§ Extracted material:

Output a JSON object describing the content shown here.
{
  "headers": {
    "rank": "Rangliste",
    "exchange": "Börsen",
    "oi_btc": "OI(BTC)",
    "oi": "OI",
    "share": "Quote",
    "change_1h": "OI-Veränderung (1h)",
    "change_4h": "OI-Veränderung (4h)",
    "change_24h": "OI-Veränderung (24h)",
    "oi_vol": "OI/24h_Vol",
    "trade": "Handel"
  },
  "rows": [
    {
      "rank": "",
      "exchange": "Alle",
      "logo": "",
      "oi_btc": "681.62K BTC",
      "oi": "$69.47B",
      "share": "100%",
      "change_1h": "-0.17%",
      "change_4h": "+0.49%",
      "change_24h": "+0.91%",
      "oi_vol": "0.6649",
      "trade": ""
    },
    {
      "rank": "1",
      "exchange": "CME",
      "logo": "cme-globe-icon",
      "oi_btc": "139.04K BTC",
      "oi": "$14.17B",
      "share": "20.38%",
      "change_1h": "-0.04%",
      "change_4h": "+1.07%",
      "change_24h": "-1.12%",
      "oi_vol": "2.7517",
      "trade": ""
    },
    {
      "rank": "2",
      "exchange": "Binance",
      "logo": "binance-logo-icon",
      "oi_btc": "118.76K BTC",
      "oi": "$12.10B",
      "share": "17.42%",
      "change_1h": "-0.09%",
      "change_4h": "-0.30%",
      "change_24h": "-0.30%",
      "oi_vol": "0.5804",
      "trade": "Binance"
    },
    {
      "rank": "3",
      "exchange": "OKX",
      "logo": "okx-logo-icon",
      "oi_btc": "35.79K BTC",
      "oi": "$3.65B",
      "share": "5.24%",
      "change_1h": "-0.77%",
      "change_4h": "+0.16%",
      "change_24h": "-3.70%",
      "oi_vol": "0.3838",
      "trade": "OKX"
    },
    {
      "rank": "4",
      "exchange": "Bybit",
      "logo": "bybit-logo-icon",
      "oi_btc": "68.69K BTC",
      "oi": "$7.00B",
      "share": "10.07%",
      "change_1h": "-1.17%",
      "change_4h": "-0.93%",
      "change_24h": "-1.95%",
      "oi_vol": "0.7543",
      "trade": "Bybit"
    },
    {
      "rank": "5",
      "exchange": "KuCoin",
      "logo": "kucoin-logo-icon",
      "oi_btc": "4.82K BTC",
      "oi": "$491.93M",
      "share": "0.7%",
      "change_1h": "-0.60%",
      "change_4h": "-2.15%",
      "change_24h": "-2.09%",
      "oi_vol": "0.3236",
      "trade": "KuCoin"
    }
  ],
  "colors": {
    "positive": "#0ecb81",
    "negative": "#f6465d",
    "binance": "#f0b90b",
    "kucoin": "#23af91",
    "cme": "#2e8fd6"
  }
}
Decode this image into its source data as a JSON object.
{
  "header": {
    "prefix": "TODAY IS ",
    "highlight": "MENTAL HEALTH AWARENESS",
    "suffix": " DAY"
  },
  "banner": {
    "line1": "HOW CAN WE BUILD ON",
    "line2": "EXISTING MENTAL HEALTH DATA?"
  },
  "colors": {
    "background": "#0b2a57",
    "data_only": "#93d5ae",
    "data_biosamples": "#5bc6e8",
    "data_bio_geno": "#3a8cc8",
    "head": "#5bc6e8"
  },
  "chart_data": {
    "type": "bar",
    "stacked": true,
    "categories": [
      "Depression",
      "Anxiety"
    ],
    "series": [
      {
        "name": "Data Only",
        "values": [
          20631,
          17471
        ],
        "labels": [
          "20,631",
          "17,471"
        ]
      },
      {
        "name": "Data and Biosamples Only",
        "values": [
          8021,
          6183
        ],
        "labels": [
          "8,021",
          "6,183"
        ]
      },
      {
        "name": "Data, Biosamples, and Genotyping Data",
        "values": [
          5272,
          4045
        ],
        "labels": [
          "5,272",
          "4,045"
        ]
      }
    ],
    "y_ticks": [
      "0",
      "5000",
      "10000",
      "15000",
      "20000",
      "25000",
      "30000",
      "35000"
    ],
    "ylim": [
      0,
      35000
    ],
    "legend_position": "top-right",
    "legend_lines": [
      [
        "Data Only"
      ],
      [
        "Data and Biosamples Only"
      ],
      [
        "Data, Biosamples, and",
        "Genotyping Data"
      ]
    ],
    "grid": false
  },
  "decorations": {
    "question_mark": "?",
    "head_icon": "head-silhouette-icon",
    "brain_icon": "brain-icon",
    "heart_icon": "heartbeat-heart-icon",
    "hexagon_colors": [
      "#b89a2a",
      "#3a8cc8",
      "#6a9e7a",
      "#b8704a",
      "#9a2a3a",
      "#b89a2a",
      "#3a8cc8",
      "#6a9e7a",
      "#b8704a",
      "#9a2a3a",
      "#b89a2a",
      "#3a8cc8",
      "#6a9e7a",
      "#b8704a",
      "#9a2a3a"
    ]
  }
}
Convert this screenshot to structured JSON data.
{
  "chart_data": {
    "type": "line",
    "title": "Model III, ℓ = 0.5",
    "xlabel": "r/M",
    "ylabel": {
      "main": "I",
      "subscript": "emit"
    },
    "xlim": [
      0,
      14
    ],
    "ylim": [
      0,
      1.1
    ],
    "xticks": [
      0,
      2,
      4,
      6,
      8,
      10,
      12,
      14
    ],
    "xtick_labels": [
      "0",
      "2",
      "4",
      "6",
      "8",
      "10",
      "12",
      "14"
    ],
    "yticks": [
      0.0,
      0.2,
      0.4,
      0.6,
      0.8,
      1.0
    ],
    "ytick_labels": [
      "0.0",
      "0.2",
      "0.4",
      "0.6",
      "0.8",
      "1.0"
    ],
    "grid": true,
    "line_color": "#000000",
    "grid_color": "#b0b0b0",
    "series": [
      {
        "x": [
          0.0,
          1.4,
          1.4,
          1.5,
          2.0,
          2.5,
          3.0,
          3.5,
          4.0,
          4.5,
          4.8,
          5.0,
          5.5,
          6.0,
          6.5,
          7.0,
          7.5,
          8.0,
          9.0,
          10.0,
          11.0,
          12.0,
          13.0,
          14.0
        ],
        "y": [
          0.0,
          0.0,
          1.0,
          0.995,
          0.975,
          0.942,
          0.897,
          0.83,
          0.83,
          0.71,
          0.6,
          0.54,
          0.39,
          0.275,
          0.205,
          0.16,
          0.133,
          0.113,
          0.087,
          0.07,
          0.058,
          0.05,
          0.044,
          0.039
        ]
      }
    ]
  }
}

§ Brief:
Reproduce the data in full, exactly as presented.

§ Exercise response:
Output a JSON object describing the content shown here.
{
  "headers": {
    "rank": "Rangliste",
    "exchange": "Börsen",
    "oi_btc": "OI(BTC)",
    "oi": "OI",
    "share": "Quote",
    "change_1h": "OI-Veränderung (1h)",
    "change_4h": "OI-Veränderung (4h)",
    "change_24h": "OI-Veränderung (24h)",
    "oi_vol": "OI/24h_Vol",
    "trade": "Handel"
  },
  "rows": [
    {
      "rank": "",
      "exchange": "Alle",
      "logo": "",
      "oi_btc": "681.62K BTC",
      "oi": "$69.47B",
      "share": "100%",
      "change_1h": "-0.17%",
      "change_4h": "+0.49%",
      "change_24h": "+0.91%",
      "oi_vol": "0.6649",
      "trade": ""
    },
    {
      "rank": "1",
      "exchange": "CME",
      "logo": "cme-globe-icon",
      "oi_btc": "139.04K BTC",
      "oi": "$14.17B",
      "share": "20.38%",
      "change_1h": "-0.04%",
      "change_4h": "+1.07%",
      "change_24h": "-1.12%",
      "oi_vol": "2.7517",
      "trade": ""
    },
    {
      "rank": "2",
      "exchange": "Binance",
      "logo": "binance-logo-icon",
      "oi_btc": "118.76K BTC",
      "oi": "$12.10B",
      "share": "17.42%",
      "change_1h": "-0.09%",
      "change_4h": "-0.30%",
      "change_24h": "-0.30%",
      "oi_vol": "0.5804",
      "trade": "Binance"
    },
    {
      "rank": "3",
      "exchange": "OKX",
      "logo": "okx-logo-icon",
      "oi_btc": "35.79K BTC",
      "oi": "$3.65B",
      "share": "5.24%",
      "change_1h": "-0.77%",
      "change_4h": "+0.16%",
      "change_24h": "-3.70%",
      "oi_vol": "0.3838",
      "trade": "OKX"
    },
    {
      "rank": "4",
      "exchange": "Bybit",
      "logo": "bybit-logo-icon",
      "oi_btc": "68.69K BTC",
      "oi": "$7.00B",
      "share": "10.07%",
      "change_1h": "-1.17%",
      "change_4h": "-0.93%",
      "change_24h": "-1.95%",
      "oi_vol": "0.7543",
      "trade": "Bybit"
    },
    {
      "rank": "5",
      "exchange": "KuCoin",
      "logo": "kucoin-logo-icon",
      "oi_btc": "4.82K BTC",
      "oi": "$491.93M",
      "share": "0.7%",
      "change_1h": "-0.60%",
      "change_4h": "-2.15%",
      "change_24h": "-2.09%",
      "oi_vol": "0.3236",
      "trade": "KuCoin"
    }
  ],
  "colors": {
    "positive": "#0ecb81",
    "negative": "#f6465d",
    "binance": "#f0b90b",
    "kucoin": "#23af91",
    "cme": "#2e8fd6"
  }
}
Decode this image into its source data as a JSON object.
{
  "header": {
    "prefix": "TODAY IS ",
    "highlight": "MENTAL HEALTH AWARENESS",
    "suffix": " DAY"
  },
  "banner": {
    "line1": "HOW CAN WE BUILD ON",
    "line2": "EXISTING MENTAL HEALTH DATA?"
  },
  "colors": {
    "background": "#0b2a57",
    "data_only": "#93d5ae",
    "data_biosamples": "#5bc6e8",
    "data_bio_geno": "#3a8cc8",
    "head": "#5bc6e8"
  },
  "chart_data": {
    "type": "bar",
    "stacked": true,
    "categories": [
      "Depression",
      "Anxiety"
    ],
    "series": [
      {
        "name": "Data Only",
        "values": [
          20631,
          17471
        ],
        "labels": [
          "20,631",
          "17,471"
        ]
      },
      {
        "name": "Data and Biosamples Only",
        "values": [
          8021,
          6183
        ],
        "labels": [
          "8,021",
          "6,183"
        ]
      },
      {
        "name": "Data, Biosamples, and Genotyping Data",
        "values": [
          5272,
          4045
        ],
        "labels": [
          "5,272",
          "4,045"
        ]
      }
    ],
    "y_ticks": [
      "0",
      "5000",
      "10000",
      "15000",
      "20000",
      "25000",
      "30000",
      "35000"
    ],
    "ylim": [
      0,
      35000
    ],
    "legend_position": "top-right",
    "legend_lines": [
      [
        "Data Only"
      ],
      [
        "Data and Biosamples Only"
      ],
      [
        "Data, Biosamples, and",
        "Genotyping Data"
      ]
    ],
    "grid": false
  },
  "decorations": {
    "question_mark": "?",
    "head_icon": "head-silhouette-icon",
    "brain_icon": "brain-icon",
    "heart_icon": "heartbeat-heart-icon",
    "hexagon_colors": [
      "#b89a2a",
      "#3a8cc8",
      "#6a9e7a",
      "#b8704a",
      "#9a2a3a",
      "#b89a2a",
      "#3a8cc8",
      "#6a9e7a",
      "#b8704a",
      "#9a2a3a",
      "#b89a2a",
      "#3a8cc8",
      "#6a9e7a",
      "#b8704a",
      "#9a2a3a"
    ]
  }
}
Convert this screenshot to structured JSON data.
{
  "chart_data": {
    "type": "line",
    "title": "Model III, ℓ = 0.5",
    "xlabel": "r/M",
    "ylabel": {
      "main": "I",
      "subscript": "emit"
    },
    "xlim": [
      0,
      14
    ],
    "ylim": [
      0,
      1.1
    ],
    "xticks": [
      0,
      2,
      4,
      6,
      8,
      10,
      12,
      14
    ],
    "xtick_labels": [
      "0",
      "2",
      "4",
      "6",
      "8",
      "10",
      "12",
      "14"
    ],
    "yticks": [
      0.0,
      0.2,
      0.4,
      0.6,
      0.8,
      1.0
    ],
    "ytick_labels": [
      "0.0",
      "0.2",
      "0.4",
      "0.6",
      "0.8",
      "1.0"
    ],
    "grid": true,
    "line_color": "#000000",
    "grid_color": "#b0b0b0",
    "series": [
      {
        "x": [
          0.0,
          1.4,
          1.4,
          1.5,
          2.0,
          2.5,
          3.0,
          3.5,
          4.0,
          4.5,
          4.8,
          5.0,
          5.5,
          6.0,
          6.5,
          7.0,
          7.5,
          8.0,
          9.0,
          10.0,
          11.0,
          12.0,
          13.0,
          14.0
        ],
        "y": [
          0.0,
          0.0,
          1.0,
          0.995,
          0.975,
          0.942,
          0.897,
          0.83,
          0.83,
          0.71,
          0.6,
          0.54,
          0.39,
          0.275,
          0.205,
          0.16,
          0.133,
          0.113,
          0.087,
          0.07,
          0.058,
          0.05,
          0.044,
          0.039
        ]
      }
    ]
  }
}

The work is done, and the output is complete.